(Lines of data)

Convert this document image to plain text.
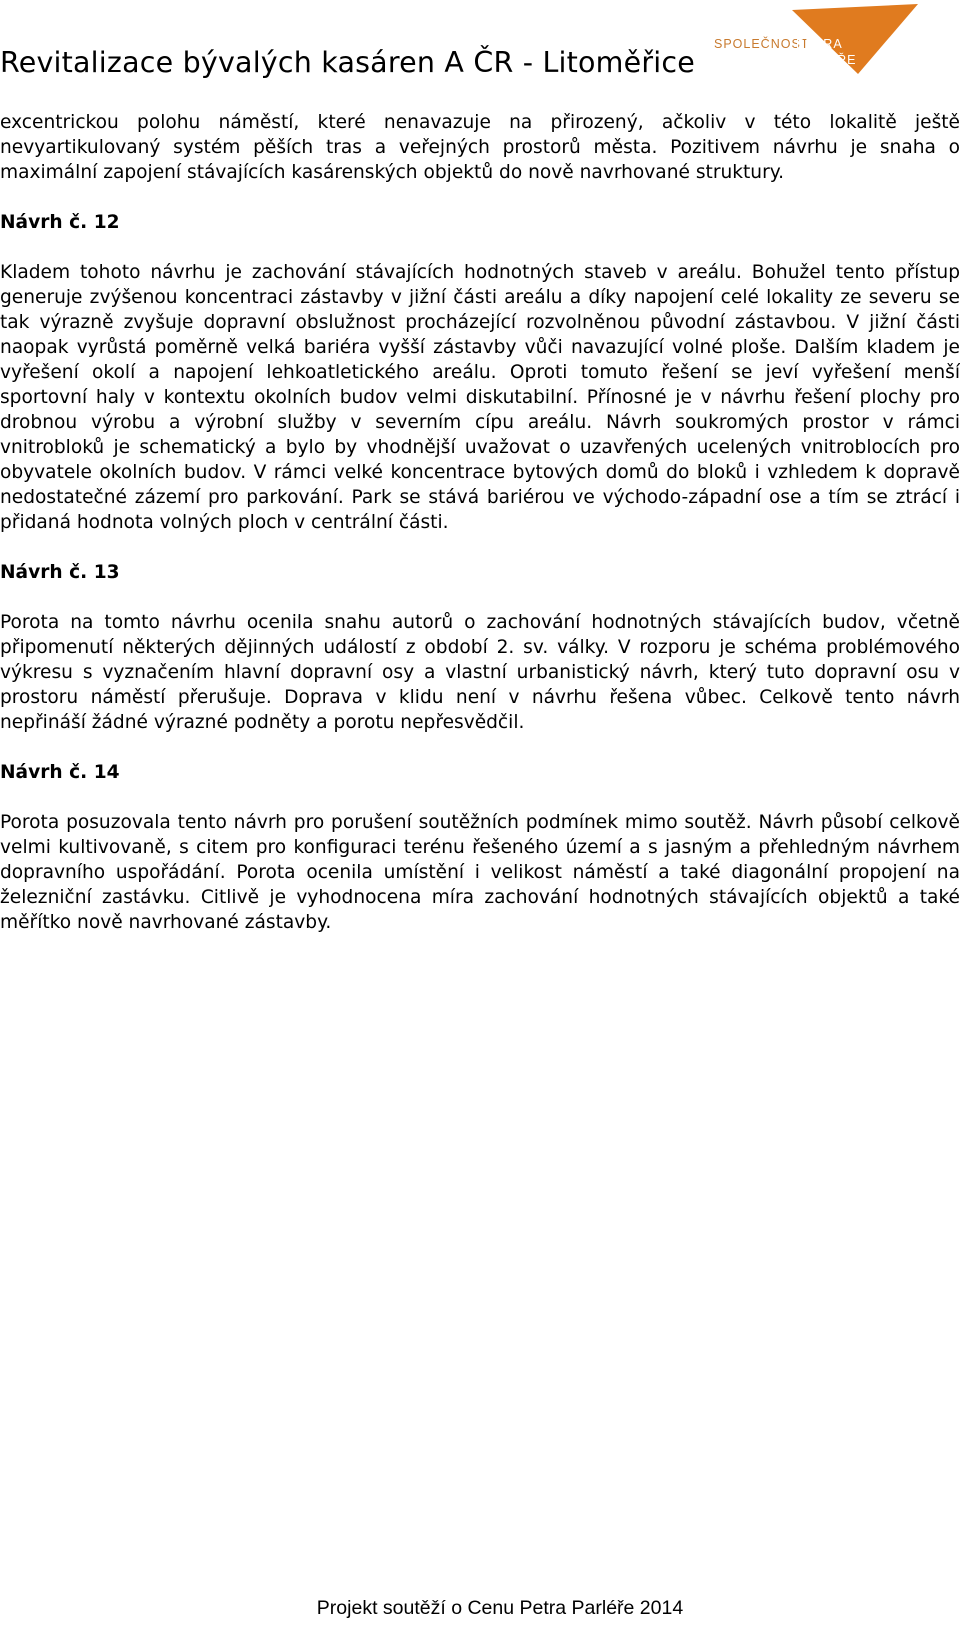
Revitalizace bývalých kasáren A ČR - Litoměřice
SPOLEČNOST
PETRA
PARLÉŘE

excentrickou polohu náměstí, které nenavazuje na přirozený, ačkoliv v této lokalitě ještě nevyartikulovaný systém pěších tras a veřejných prostorů města. Pozitivem návrhu je snaha o maximální zapojení stávajících kasárenských objektů do nově navrhované struktury.

Návrh č. 12

Kladem tohoto návrhu je zachování stávajících hodnotných staveb v areálu. Bohužel tento přístup generuje zvýšenou koncentraci zástavby v jižní části areálu a díky napojení celé lokality ze severu se tak výrazně zvyšuje dopravní obslužnost procházející rozvolněnou původní zástavbou. V jižní části naopak vyrůstá poměrně velká bariéra vyšší zástavby vůči navazující volné ploše. Dalším kladem je vyřešení okolí a napojení lehkoatletického areálu. Oproti tomuto řešení se jeví vyřešení menší sportovní haly v kontextu okolních budov velmi diskutabilní. Přínosné je v návrhu řešení plochy pro drobnou výrobu a výrobní služby v severním cípu areálu. Návrh soukromých prostor v rámci vnitrobloků je schematický a bylo by vhodnější uvažovat o uzavřených ucelených vnitroblocích pro obyvatele okolních budov. V rámci velké koncentrace bytových domů do bloků i vzhledem k dopravě nedostatečné zázemí pro parkování. Park se stává bariérou ve východo-západní ose a tím se ztrácí i přidaná hodnota volných ploch v centrální části.

Návrh č. 13

Porota na tomto návrhu ocenila snahu autorů o zachování hodnotných stávajících budov, včetně připomenutí některých dějinných událostí z období 2. sv. války. V rozporu je schéma problémového výkresu s vyznačením hlavní dopravní osy a vlastní urbanistický návrh, který tuto dopravní osu v prostoru náměstí přerušuje. Doprava v klidu není v návrhu řešena vůbec. Celkově tento návrh nepřináší žádné výrazné podněty a porotu nepřesvědčil.

Návrh č. 14

Porota posuzovala tento návrh pro porušení soutěžních podmínek mimo soutěž. Návrh působí celkově velmi kultivovaně, s citem pro konfiguraci terénu řešeného území a s jasným a přehledným návrhem dopravního uspořádání. Porota ocenila umístění i velikost náměstí a také diagonální propojení na železniční zastávku. Citlivě je vyhodnocena míra zachování hodnotných stávajících objektů a také měřítko nově navrhované zástavby.

Projekt soutěží o Cenu Petra Parléře 2014
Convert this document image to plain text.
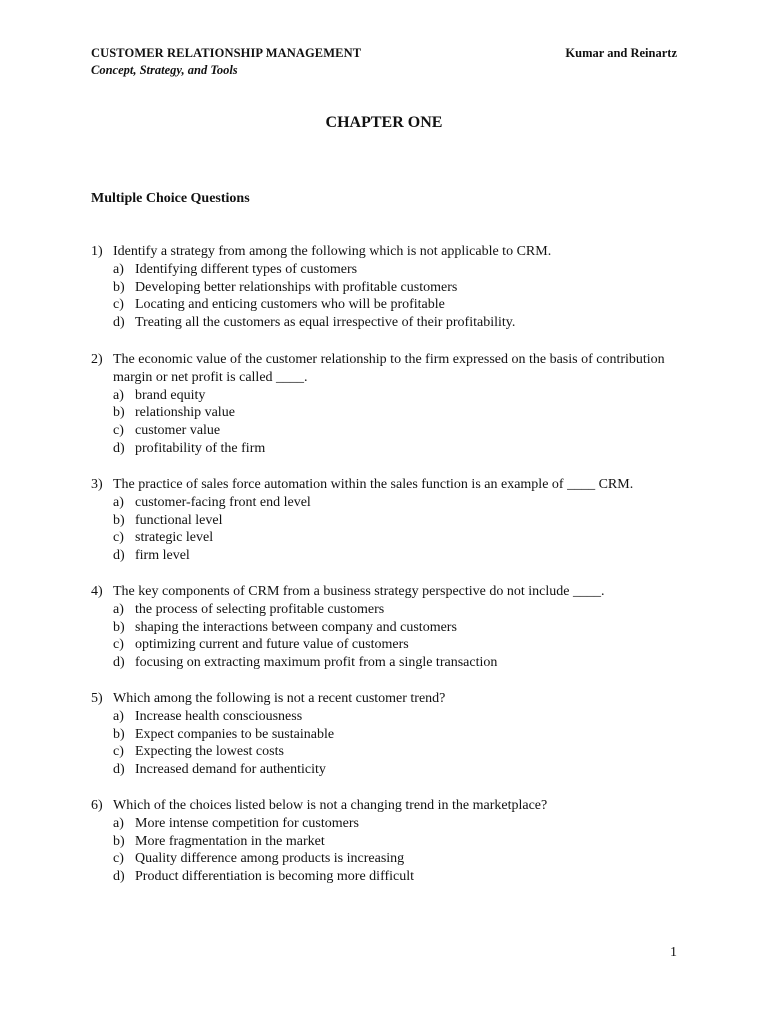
CUSTOMER RELATIONSHIP MANAGEMENT
Concept, Strategy, and Tools
Kumar and Reinartz
CHAPTER ONE
Multiple Choice Questions
1) Identify a strategy from among the following which is not applicable to CRM.
a) Identifying different types of customers
b) Developing better relationships with profitable customers
c) Locating and enticing customers who will be profitable
d) Treating all the customers as equal irrespective of their profitability.
2) The economic value of the customer relationship to the firm expressed on the basis of contribution margin or net profit is called ____.
a) brand equity
b) relationship value
c) customer value
d) profitability of the firm
3) The practice of sales force automation within the sales function is an example of ____ CRM.
a) customer-facing front end level
b) functional level
c) strategic level
d) firm level
4) The key components of CRM from a business strategy perspective do not include ____.
a) the process of selecting profitable customers
b) shaping the interactions between company and customers
c) optimizing current and future value of customers
d) focusing on extracting maximum profit from a single transaction
5) Which among the following is not a recent customer trend?
a) Increase health consciousness
b) Expect companies to be sustainable
c) Expecting the lowest costs
d) Increased demand for authenticity
6) Which of the choices listed below is not a changing trend in the marketplace?
a) More intense competition for customers
b) More fragmentation in the market
c) Quality difference among products is increasing
d) Product differentiation is becoming more difficult
1
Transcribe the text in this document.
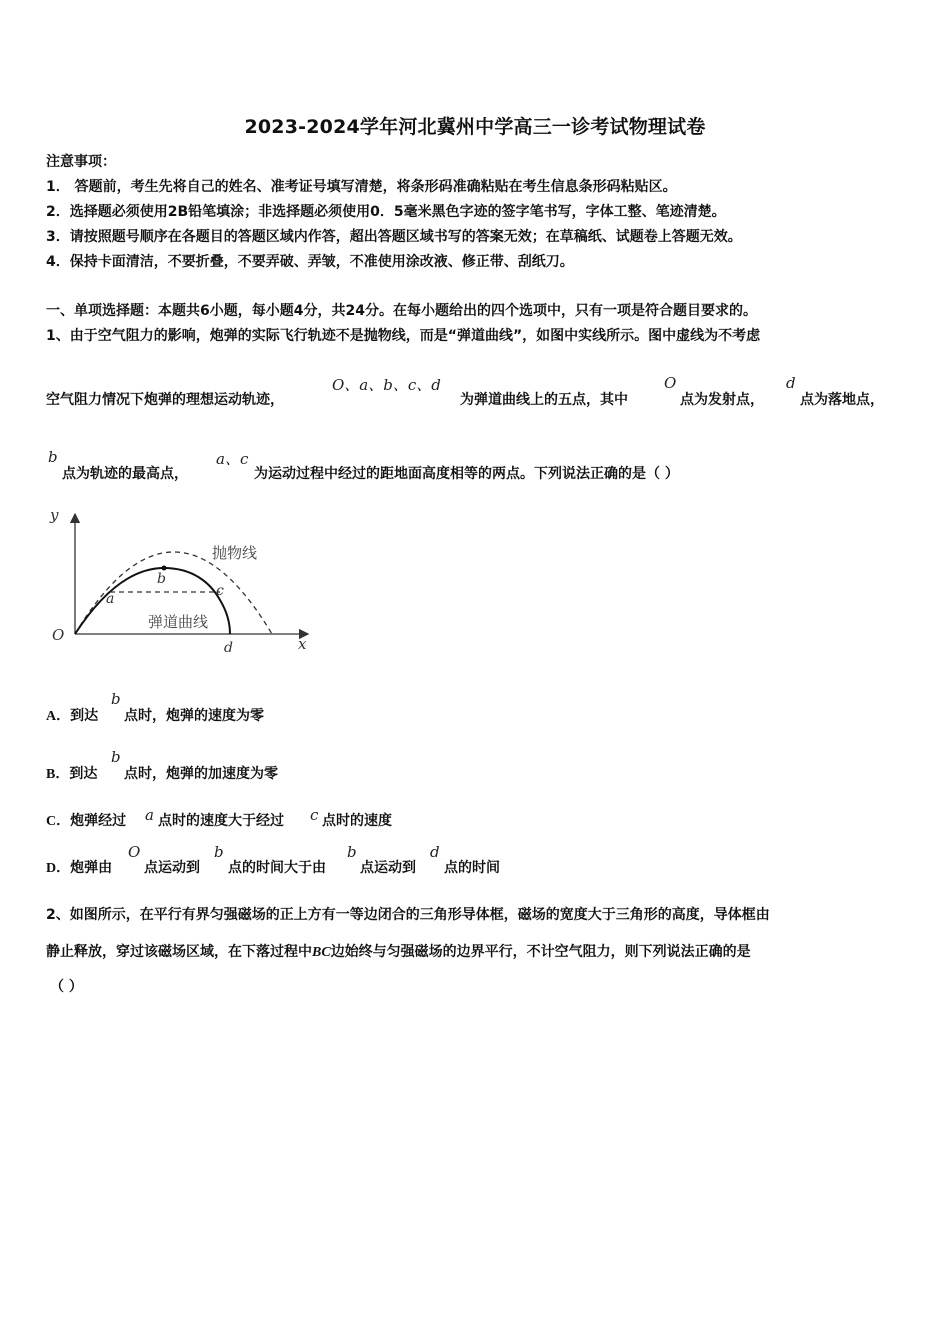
2023-2024学年河北冀州中学高三一诊考试物理试卷
注意事项：
1． 答题前，考生先将自己的姓名、准考证号填写清楚，将条形码准确粘贴在考生信息条形码粘贴区。
2．选择题必须使用2B铅笔填涂；非选择题必须使用0．5毫米黑色字迹的签字笔书写，字体工整、笔迹清楚。
3．请按照题号顺序在各题目的答题区域内作答，超出答题区域书写的答案无效；在草稿纸、试题卷上答题无效。
4．保持卡面清洁，不要折叠，不要弄破、弄皱，不准使用涂改液、修正带、刮纸刀。
一、单项选择题：本题共6小题，每小题4分，共24分。在每小题给出的四个选项中，只有一项是符合题目要求的。
1、由于空气阻力的影响，炮弹的实际飞行轨迹不是抛物线，而是“弹道曲线”，如图中实线所示。图中虚线为不考虑
空气阻力情况下炮弹的理想运动轨迹，
O、a、b、c、d
为弹道曲线上的五点，其中
O
点为发射点，
d
点为落地点，
b
点为轨迹的最高点，
a、c
为运动过程中经过的距地面高度相等的两点。下列说法正确的是（ ）
y
x
O
a
b
c
d
抛物线
弹道曲线
A．到达
b
点时，炮弹的速度为零
B．到达
b
点时，炮弹的加速度为零
C．炮弹经过 a 点时的速度大于经过 c 点时的速度
D．炮弹由
O
点运动到
b
点的时间大于由
b
点运动到
d
点的时间
2、如图所示，在平行有界匀强磁场的正上方有一等边闭合的三角形导体框，磁场的宽度大于三角形的高度，导体框由
静止释放，穿过该磁场区域，在下落过程中BC边始终与匀强磁场的边界平行，不计空气阻力，则下列说法正确的是
（ ）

### [GIVEN REQUEST]
Copy the whole listing above word for word but do not carry over the pictures.

### [RESPONSE]
Convert this document image to plain text.
Revitalizace bývalých kasáren A ČR - Litoměřice
SPOLEČNOST
PETRA
PARLÉŘE

excentrickou polohu náměstí, které nenavazuje na přirozený, ačkoliv v této lokalitě ještě nevyartikulovaný systém pěších tras a veřejných prostorů města. Pozitivem návrhu je snaha o maximální zapojení stávajících kasárenských objektů do nově navrhované struktury.

Návrh č. 12

Kladem tohoto návrhu je zachování stávajících hodnotných staveb v areálu. Bohužel tento přístup generuje zvýšenou koncentraci zástavby v jižní části areálu a díky napojení celé lokality ze severu se tak výrazně zvyšuje dopravní obslužnost procházející rozvolněnou původní zástavbou. V jižní části naopak vyrůstá poměrně velká bariéra vyšší zástavby vůči navazující volné ploše. Dalším kladem je vyřešení okolí a napojení lehkoatletického areálu. Oproti tomuto řešení se jeví vyřešení menší sportovní haly v kontextu okolních budov velmi diskutabilní. Přínosné je v návrhu řešení plochy pro drobnou výrobu a výrobní služby v severním cípu areálu. Návrh soukromých prostor v rámci vnitrobloků je schematický a bylo by vhodnější uvažovat o uzavřených ucelených vnitroblocích pro obyvatele okolních budov. V rámci velké koncentrace bytových domů do bloků i vzhledem k dopravě nedostatečné zázemí pro parkování. Park se stává bariérou ve východo-západní ose a tím se ztrácí i přidaná hodnota volných ploch v centrální části.

Návrh č. 13

Porota na tomto návrhu ocenila snahu autorů o zachování hodnotných stávajících budov, včetně připomenutí některých dějinných událostí z období 2. sv. války. V rozporu je schéma problémového výkresu s vyznačením hlavní dopravní osy a vlastní urbanistický návrh, který tuto dopravní osu v prostoru náměstí přerušuje. Doprava v klidu není v návrhu řešena vůbec. Celkově tento návrh nepřináší žádné výrazné podněty a porotu nepřesvědčil.

Návrh č. 14

Porota posuzovala tento návrh pro porušení soutěžních podmínek mimo soutěž. Návrh působí celkově velmi kultivovaně, s citem pro konfiguraci terénu řešeného území a s jasným a přehledným návrhem dopravního uspořádání. Porota ocenila umístění i velikost náměstí a také diagonální propojení na železniční zastávku. Citlivě je vyhodnocena míra zachování hodnotných stávajících objektů a také měřítko nově navrhované zástavby.

Projekt soutěží o Cenu Petra Parléře 2014
Convert this document image to plain text.
CUSTOMER RELATIONSHIP MANAGEMENT
Concept, Strategy, and Tools
Kumar and Reinartz
CHAPTER ONE
Multiple Choice Questions
1) Identify a strategy from among the following which is not applicable to CRM.
a) Identifying different types of customers
b) Developing better relationships with profitable customers
c) Locating and enticing customers who will be profitable
d) Treating all the customers as equal irrespective of their profitability.
2) The economic value of the customer relationship to the firm expressed on the basis of contribution margin or net profit is called ____.
a) brand equity
b) relationship value
c) customer value
d) profitability of the firm
3) The practice of sales force automation within the sales function is an example of ____ CRM.
a) customer-facing front end level
b) functional level
c) strategic level
d) firm level
4) The key components of CRM from a business strategy perspective do not include ____.
a) the process of selecting profitable customers
b) shaping the interactions between company and customers
c) optimizing current and future value of customers
d) focusing on extracting maximum profit from a single transaction
5) Which among the following is not a recent customer trend?
a) Increase health consciousness
b) Expect companies to be sustainable
c) Expecting the lowest costs
d) Increased demand for authenticity
6) Which of the choices listed below is not a changing trend in the marketplace?
a) More intense competition for customers
b) More fragmentation in the market
c) Quality difference among products is increasing
d) Product differentiation is becoming more difficult
1
Transcribe the text in this document.
2023-2024学年河北冀州中学高三一诊考试物理试卷
注意事项：
1． 答题前，考生先将自己的姓名、准考证号填写清楚，将条形码准确粘贴在考生信息条形码粘贴区。
2．选择题必须使用2B铅笔填涂；非选择题必须使用0．5毫米黑色字迹的签字笔书写，字体工整、笔迹清楚。
3．请按照题号顺序在各题目的答题区域内作答，超出答题区域书写的答案无效；在草稿纸、试题卷上答题无效。
4．保持卡面清洁，不要折叠，不要弄破、弄皱，不准使用涂改液、修正带、刮纸刀。
一、单项选择题：本题共6小题，每小题4分，共24分。在每小题给出的四个选项中，只有一项是符合题目要求的。
1、由于空气阻力的影响，炮弹的实际飞行轨迹不是抛物线，而是“弹道曲线”，如图中实线所示。图中虚线为不考虑
空气阻力情况下炮弹的理想运动轨迹，
O、a、b、c、d
为弹道曲线上的五点，其中
O
点为发射点，
d
点为落地点，
b
点为轨迹的最高点，
a、c
为运动过程中经过的距地面高度相等的两点。下列说法正确的是（ ）
y
x
O
a
b
c
d
抛物线
弹道曲线
A．到达
b
点时，炮弹的速度为零
B．到达
b
点时，炮弹的加速度为零
C．炮弹经过 a 点时的速度大于经过 c 点时的速度
D．炮弹由
O
点运动到
b
点的时间大于由
b
点运动到
d
点的时间
2、如图所示，在平行有界匀强磁场的正上方有一等边闭合的三角形导体框，磁场的宽度大于三角形的高度，导体框由
静止释放，穿过该磁场区域，在下落过程中BC边始终与匀强磁场的边界平行，不计空气阻力，则下列说法正确的是
（ ）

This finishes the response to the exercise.